= Exercise =
Can you pull out each line of the data below that includes the word "name"?

[Data records]
------------------------------------

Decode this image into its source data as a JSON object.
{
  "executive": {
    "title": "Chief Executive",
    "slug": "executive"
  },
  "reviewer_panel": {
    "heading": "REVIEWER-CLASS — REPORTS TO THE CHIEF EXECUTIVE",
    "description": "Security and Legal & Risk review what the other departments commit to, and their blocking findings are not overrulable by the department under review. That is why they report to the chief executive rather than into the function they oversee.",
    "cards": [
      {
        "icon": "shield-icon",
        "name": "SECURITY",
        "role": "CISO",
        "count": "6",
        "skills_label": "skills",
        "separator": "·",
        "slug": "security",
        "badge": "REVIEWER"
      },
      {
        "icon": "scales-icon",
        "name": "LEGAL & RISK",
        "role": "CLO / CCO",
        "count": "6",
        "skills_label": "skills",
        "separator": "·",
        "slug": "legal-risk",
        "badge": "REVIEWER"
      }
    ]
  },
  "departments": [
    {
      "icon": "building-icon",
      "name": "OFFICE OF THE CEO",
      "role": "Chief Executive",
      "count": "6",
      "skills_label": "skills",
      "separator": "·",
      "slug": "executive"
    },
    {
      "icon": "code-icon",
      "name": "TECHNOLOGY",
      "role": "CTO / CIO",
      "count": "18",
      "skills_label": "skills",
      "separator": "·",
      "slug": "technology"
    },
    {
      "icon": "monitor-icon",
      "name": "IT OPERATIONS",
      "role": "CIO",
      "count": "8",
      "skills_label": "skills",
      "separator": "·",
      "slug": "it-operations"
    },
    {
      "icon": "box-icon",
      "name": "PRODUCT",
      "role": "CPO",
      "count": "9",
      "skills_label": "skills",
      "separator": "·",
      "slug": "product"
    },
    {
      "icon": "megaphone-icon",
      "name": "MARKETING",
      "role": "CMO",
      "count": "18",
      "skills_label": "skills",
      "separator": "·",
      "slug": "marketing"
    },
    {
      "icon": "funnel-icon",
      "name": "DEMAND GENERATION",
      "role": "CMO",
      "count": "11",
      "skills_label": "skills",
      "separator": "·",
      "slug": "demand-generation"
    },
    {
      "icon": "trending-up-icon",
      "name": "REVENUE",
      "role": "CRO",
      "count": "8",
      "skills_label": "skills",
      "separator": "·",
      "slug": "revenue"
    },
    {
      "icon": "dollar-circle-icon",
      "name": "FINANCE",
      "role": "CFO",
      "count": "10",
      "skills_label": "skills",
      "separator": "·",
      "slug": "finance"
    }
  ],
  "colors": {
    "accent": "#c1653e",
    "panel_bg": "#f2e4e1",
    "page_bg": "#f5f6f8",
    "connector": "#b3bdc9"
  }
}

------------------------------------

= Exercise result =
        "name": "SECURITY",
        "name": "LEGAL & RISK",
      "name": "OFFICE OF THE CEO",
      "name": "TECHNOLOGY",
      "name": "IT OPERATIONS",
      "name": "PRODUCT",
      "name": "MARKETING",
      "name": "DEMAND GENERATION",
      "name": "REVENUE",
      "name": "FINANCE",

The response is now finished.